Across the listing below, how many lines hold "mort"? Reply with the number by itself.

# Given data:
-------------------------
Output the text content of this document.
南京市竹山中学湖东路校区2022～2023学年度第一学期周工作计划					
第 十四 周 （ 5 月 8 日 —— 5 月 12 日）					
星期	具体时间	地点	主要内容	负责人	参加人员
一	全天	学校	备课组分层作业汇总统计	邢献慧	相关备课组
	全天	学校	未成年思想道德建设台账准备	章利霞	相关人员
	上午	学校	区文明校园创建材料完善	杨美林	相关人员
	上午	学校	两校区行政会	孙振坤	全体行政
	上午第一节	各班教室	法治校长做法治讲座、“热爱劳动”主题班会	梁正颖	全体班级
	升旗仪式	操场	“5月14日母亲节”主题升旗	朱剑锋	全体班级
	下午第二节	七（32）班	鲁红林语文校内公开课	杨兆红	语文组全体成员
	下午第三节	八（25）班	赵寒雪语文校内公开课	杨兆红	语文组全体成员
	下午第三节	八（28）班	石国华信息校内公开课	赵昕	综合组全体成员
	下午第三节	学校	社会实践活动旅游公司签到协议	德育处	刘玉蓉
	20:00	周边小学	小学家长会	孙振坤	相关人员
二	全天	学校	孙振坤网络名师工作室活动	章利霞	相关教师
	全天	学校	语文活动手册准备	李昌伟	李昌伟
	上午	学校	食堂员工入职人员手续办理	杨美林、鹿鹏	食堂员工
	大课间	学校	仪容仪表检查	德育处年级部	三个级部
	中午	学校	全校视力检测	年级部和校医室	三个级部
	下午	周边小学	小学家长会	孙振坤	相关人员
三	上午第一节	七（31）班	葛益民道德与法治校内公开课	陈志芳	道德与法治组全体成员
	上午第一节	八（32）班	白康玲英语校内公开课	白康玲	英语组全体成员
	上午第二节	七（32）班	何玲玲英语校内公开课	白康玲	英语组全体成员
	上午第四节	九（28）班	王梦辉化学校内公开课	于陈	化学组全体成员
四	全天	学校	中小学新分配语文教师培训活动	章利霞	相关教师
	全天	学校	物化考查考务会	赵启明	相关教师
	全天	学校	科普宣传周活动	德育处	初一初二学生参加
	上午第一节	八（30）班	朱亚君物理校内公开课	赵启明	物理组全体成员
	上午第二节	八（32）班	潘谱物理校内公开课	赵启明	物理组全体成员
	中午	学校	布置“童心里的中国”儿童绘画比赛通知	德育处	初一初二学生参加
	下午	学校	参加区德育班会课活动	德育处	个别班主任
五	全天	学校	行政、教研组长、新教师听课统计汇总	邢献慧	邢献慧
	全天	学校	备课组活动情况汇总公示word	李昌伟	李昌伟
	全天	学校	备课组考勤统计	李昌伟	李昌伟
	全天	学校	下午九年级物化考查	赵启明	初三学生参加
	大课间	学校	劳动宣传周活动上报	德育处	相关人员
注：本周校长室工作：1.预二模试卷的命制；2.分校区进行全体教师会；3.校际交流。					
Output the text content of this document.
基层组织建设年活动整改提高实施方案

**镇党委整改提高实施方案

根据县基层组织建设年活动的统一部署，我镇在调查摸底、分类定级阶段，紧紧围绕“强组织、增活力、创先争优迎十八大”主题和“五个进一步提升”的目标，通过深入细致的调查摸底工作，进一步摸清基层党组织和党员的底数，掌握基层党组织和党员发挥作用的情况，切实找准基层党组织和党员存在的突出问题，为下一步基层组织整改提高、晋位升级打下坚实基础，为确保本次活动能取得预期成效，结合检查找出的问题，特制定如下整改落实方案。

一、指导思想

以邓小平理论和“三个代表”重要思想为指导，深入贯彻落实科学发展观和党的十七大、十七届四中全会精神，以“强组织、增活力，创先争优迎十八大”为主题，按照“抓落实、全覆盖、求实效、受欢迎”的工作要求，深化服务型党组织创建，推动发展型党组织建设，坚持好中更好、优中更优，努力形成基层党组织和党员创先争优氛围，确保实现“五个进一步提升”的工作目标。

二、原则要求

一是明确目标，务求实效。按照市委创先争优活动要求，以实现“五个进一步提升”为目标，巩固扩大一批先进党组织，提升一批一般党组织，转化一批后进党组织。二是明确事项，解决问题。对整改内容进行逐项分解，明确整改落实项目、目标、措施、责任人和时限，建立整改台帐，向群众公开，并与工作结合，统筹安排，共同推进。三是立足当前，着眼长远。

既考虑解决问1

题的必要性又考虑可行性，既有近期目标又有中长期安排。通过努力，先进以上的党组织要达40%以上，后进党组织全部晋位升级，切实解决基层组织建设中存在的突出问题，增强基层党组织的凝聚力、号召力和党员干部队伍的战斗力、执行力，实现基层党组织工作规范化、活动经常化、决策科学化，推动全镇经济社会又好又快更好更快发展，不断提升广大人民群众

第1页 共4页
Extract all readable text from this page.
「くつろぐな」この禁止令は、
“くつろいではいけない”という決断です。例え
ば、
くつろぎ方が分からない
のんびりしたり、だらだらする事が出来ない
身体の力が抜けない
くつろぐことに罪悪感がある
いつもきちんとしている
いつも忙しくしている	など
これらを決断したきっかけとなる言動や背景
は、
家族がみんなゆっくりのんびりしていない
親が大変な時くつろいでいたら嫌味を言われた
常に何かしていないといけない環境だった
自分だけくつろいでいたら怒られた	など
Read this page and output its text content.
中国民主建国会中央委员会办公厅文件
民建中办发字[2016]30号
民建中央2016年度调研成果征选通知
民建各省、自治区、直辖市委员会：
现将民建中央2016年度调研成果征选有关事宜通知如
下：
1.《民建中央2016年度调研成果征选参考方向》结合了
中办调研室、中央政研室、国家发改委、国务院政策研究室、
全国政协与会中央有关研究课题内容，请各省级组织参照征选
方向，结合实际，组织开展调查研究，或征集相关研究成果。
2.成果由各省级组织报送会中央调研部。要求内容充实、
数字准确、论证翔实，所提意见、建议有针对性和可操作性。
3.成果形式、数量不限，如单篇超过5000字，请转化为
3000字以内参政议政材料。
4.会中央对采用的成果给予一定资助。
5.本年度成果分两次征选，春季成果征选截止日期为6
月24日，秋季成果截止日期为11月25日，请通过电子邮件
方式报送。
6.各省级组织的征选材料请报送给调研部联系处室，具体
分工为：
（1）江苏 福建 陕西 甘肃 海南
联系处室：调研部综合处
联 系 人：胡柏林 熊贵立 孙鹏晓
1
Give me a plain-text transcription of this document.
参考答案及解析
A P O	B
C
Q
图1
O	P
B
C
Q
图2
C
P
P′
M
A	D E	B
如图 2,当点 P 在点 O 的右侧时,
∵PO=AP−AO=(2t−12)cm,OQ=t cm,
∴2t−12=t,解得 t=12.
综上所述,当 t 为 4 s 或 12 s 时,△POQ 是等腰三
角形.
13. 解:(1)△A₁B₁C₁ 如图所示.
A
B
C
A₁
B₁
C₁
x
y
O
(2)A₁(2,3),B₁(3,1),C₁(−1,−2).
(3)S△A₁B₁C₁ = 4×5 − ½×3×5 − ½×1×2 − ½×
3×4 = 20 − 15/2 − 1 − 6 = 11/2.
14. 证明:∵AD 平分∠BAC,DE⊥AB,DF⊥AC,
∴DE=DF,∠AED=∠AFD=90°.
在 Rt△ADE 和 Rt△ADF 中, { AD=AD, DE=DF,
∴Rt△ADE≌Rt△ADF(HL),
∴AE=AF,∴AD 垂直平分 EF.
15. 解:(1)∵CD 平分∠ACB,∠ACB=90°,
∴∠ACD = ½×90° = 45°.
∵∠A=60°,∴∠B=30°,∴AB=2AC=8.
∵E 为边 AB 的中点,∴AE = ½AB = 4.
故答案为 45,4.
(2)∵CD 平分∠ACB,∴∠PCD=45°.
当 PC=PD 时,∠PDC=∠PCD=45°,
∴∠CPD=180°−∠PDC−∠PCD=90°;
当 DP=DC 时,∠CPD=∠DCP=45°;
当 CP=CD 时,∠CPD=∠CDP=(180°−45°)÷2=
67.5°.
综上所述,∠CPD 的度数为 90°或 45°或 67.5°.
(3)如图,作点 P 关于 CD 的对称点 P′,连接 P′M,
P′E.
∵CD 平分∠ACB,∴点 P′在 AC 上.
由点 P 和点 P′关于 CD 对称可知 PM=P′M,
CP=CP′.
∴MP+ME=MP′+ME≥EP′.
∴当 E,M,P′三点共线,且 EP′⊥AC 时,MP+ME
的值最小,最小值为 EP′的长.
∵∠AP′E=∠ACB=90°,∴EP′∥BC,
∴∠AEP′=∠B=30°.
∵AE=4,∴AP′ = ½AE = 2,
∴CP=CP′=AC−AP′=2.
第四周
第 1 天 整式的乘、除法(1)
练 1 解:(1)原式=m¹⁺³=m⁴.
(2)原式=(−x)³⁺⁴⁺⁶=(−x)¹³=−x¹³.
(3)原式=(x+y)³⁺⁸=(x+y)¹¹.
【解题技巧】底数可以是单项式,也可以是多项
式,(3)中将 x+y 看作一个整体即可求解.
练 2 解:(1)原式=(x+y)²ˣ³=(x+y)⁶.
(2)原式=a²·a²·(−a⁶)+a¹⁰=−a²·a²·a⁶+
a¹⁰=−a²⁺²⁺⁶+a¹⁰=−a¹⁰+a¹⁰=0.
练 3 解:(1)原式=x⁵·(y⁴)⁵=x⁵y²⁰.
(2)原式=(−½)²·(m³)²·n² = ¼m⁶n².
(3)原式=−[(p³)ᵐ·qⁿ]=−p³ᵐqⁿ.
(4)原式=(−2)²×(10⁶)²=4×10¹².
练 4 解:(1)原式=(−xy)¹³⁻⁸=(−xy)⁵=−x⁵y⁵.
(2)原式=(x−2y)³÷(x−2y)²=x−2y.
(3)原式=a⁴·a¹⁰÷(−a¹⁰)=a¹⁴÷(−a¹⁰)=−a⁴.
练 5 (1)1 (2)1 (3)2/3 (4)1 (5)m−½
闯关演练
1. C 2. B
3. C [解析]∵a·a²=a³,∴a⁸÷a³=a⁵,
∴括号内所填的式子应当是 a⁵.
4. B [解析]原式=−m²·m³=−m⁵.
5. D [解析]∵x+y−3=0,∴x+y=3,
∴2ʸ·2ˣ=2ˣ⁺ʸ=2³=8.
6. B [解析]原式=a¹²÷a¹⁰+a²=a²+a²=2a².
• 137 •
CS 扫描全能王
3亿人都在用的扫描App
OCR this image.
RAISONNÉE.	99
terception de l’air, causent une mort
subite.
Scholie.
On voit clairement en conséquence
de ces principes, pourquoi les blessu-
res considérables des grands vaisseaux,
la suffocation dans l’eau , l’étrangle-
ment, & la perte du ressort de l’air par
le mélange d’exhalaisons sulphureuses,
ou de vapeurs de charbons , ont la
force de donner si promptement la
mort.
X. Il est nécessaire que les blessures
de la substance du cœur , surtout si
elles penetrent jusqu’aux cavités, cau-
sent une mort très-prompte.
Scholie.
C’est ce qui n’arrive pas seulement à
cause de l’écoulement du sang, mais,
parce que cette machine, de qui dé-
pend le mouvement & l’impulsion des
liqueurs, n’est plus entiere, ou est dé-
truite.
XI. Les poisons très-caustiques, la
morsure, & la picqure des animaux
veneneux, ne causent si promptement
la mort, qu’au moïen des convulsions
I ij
-------------------------
# Task answer:
4